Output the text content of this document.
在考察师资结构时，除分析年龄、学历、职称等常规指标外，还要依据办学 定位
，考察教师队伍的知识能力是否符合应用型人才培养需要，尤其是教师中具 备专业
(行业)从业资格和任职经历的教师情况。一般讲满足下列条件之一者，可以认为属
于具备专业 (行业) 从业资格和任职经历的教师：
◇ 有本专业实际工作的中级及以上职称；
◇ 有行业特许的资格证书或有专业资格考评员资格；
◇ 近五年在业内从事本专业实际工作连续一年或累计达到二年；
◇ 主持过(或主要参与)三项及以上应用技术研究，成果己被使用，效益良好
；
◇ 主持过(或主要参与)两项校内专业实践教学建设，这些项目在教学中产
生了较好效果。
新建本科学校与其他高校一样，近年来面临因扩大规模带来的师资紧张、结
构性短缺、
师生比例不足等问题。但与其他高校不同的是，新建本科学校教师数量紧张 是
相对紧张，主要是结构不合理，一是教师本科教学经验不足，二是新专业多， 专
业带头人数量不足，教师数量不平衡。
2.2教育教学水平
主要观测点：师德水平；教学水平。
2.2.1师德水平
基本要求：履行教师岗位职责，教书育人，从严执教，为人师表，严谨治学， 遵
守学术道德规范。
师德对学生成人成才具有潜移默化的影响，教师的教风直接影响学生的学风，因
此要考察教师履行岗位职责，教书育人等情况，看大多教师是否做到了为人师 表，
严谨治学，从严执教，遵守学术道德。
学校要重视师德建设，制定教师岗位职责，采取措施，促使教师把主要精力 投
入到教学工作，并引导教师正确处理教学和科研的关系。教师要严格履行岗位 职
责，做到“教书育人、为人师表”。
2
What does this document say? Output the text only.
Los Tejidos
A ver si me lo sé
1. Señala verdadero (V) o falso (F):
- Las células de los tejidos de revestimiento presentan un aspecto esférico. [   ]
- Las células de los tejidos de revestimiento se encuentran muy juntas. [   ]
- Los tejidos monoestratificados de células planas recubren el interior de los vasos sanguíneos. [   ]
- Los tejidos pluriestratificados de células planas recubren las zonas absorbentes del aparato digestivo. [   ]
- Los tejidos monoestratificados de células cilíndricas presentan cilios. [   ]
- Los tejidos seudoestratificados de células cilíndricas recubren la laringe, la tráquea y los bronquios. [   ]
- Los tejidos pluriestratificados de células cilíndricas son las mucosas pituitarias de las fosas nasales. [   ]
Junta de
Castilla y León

============================================================

- [WHAT THIS TASK INVOLVES]: Extract every entry in the listing word for word.

- [ANSWER FOR THE TASK]:
Output the text content of this document.
在考察师资结构时，除分析年龄、学历、职称等常规指标外，还要依据办学 定位
，考察教师队伍的知识能力是否符合应用型人才培养需要，尤其是教师中具 备专业
(行业)从业资格和任职经历的教师情况。一般讲满足下列条件之一者，可以认为属
于具备专业 (行业) 从业资格和任职经历的教师：
◇ 有本专业实际工作的中级及以上职称；
◇ 有行业特许的资格证书或有专业资格考评员资格；
◇ 近五年在业内从事本专业实际工作连续一年或累计达到二年；
◇ 主持过(或主要参与)三项及以上应用技术研究，成果己被使用，效益良好
；
◇ 主持过(或主要参与)两项校内专业实践教学建设，这些项目在教学中产
生了较好效果。
新建本科学校与其他高校一样，近年来面临因扩大规模带来的师资紧张、结
构性短缺、
师生比例不足等问题。但与其他高校不同的是，新建本科学校教师数量紧张 是
相对紧张，主要是结构不合理，一是教师本科教学经验不足，二是新专业多， 专
业带头人数量不足，教师数量不平衡。
2.2教育教学水平
主要观测点：师德水平；教学水平。
2.2.1师德水平
基本要求：履行教师岗位职责，教书育人，从严执教，为人师表，严谨治学， 遵
守学术道德规范。
师德对学生成人成才具有潜移默化的影响，教师的教风直接影响学生的学风，因
此要考察教师履行岗位职责，教书育人等情况，看大多教师是否做到了为人师 表，
严谨治学，从严执教，遵守学术道德。
学校要重视师德建设，制定教师岗位职责，采取措施，促使教师把主要精力 投
入到教学工作，并引导教师正确处理教学和科研的关系。教师要严格履行岗位 职
责，做到“教书育人、为人师表”。
2
What does this document say? Output the text only.
Los Tejidos
A ver si me lo sé
1. Señala verdadero (V) o falso (F):
- Las células de los tejidos de revestimiento presentan un aspecto esférico. [   ]
- Las células de los tejidos de revestimiento se encuentran muy juntas. [   ]
- Los tejidos monoestratificados de células planas recubren el interior de los vasos sanguíneos. [   ]
- Los tejidos pluriestratificados de células planas recubren las zonas absorbentes del aparato digestivo. [   ]
- Los tejidos monoestratificados de células cilíndricas presentan cilios. [   ]
- Los tejidos seudoestratificados de células cilíndricas recubren la laringe, la tráquea y los bronquios. [   ]
- Los tejidos pluriestratificados de células cilíndricas son las mucosas pituitarias de las fosas nasales. [   ]
Junta de
Castilla y León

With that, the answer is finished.